# Can someone justify paying $3000 for a SCAR?



## TURTLE (May 22, 2008)

*Just curious if there are any of you that would pay the rediculous price for a SCAR? I've shot them and they are a nice rifle, but can you really say they are three times as nice as a quality AR? *

http://www.sportsmansoutdoorsuperstore.com/products2.cfm/ID/87104/c/hot-deals

*I can't:whistling:*


----------



## sniperpeeps (Mar 5, 2011)

Heck no


----------



## WW2 (Sep 28, 2007)

I cannot justify spending that for one but I could easily justify charging that much for one.


----------



## rufus1138 (Oct 29, 2012)

once a gun has hype (call of duty) you can jack the price through the roof, anything is like that, the prices for used honda civics went through the roof when fast and furious got popular and theres still a lot of people that think a 1.8 litre jap 4 banger can make a faster 1/4 mile than a blown alcohol big block if they gel their hair hard enough and channel drifting montages in their head. guns are the same way....movies and holywood and the anti gun people made the ak-47 popular, then the ar platform and now the scar is the new hype gun that everyone has to have because it just has to be the best gun on the planet if a video game says it is.

====

:: Jobs ::
1. Reproduce the SCAR forum thread word for word, from "I cannot justify" up to and including "says it is.".
2. Name every username that posts in the SCAR forum thread.
The records have no connection to the SCAR forum thread.

Stored data entries:
====

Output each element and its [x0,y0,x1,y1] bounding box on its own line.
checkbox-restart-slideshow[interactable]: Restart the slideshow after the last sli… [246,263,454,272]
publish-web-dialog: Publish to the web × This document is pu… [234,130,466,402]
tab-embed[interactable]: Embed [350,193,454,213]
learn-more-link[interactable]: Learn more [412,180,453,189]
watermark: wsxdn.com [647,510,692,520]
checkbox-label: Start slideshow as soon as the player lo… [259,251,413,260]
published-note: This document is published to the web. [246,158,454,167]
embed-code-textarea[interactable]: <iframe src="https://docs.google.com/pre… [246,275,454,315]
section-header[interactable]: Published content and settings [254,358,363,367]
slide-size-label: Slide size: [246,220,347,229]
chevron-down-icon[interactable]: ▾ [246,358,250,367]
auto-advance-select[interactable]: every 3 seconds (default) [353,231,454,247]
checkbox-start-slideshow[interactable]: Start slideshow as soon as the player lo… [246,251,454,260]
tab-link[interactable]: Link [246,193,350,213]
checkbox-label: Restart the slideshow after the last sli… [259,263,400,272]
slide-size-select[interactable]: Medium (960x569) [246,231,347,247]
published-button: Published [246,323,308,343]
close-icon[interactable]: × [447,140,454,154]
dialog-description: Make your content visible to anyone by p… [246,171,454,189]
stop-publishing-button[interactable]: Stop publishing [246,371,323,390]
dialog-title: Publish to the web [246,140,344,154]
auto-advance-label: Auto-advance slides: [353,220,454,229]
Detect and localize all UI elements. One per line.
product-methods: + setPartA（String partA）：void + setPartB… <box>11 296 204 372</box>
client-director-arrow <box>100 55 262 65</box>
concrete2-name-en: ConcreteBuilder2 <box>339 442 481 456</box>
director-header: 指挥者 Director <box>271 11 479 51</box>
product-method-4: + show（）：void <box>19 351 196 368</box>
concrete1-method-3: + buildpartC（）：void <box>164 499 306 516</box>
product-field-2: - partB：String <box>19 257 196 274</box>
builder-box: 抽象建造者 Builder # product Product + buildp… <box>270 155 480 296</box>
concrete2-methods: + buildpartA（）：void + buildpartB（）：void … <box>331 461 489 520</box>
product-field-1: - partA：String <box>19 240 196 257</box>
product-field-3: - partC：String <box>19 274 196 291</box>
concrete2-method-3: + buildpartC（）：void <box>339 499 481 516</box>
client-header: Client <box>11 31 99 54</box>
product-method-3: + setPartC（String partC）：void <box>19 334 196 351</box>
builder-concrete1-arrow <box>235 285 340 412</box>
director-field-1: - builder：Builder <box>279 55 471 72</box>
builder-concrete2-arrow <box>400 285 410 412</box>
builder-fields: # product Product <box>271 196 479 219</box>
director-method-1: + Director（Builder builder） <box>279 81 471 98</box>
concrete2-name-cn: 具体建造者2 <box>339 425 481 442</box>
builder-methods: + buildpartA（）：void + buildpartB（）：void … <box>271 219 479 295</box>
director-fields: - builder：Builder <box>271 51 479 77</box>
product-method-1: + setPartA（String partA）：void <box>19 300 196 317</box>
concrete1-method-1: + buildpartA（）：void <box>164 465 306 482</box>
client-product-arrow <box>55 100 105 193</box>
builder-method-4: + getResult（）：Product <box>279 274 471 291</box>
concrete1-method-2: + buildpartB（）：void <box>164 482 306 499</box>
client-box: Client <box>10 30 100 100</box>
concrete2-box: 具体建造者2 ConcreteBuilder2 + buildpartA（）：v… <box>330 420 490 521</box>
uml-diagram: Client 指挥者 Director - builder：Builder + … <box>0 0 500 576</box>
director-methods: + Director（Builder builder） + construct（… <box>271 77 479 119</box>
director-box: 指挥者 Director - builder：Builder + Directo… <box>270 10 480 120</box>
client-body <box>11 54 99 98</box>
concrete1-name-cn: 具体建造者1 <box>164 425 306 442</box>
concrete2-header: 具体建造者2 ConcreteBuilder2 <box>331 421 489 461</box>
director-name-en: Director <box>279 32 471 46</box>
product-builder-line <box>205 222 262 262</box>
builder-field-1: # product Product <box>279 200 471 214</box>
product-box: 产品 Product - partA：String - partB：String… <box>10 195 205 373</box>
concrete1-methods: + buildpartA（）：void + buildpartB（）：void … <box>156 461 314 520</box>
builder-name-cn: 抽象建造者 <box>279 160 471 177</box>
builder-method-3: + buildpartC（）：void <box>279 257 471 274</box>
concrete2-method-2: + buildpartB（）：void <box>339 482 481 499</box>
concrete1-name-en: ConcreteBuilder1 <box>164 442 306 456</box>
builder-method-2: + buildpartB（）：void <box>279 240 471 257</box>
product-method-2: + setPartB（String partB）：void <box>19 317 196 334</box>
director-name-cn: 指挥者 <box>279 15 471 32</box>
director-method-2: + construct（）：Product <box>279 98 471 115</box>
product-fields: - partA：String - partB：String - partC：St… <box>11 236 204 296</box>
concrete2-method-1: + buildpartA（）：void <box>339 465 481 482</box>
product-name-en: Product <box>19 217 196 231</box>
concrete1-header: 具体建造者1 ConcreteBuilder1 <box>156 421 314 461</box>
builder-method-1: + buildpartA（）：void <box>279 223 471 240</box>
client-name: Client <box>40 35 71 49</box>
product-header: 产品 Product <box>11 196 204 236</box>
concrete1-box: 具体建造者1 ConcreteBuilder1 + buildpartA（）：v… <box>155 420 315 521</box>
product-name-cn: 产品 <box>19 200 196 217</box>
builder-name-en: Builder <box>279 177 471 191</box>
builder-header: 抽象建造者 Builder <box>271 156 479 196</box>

====

:: Answers for this exercise ::
1.
I cannot justify spending that for one but I could easily justify charging that much for one.


----------



## rufus1138 (Oct 29, 2012)

once a gun has hype (call of duty) you can jack the price through the roof, anything is like that, the prices for used honda civics went through the roof when fast and furious got popular and theres still a lot of people that think a 1.8 litre jap 4 banger can make a faster 1/4 mile than a blown alcohol big block if they gel their hair hard enough and channel drifting montages in their head. guns are the same way....movies and holywood and the anti gun people made the ak-47 popular, then the ar platform and now the scar is the new hype gun that everyone has to have because it just has to be the best gun on the planet if a video game says it is.

2. TURTLE, sniperpeeps, WW2, rufus1138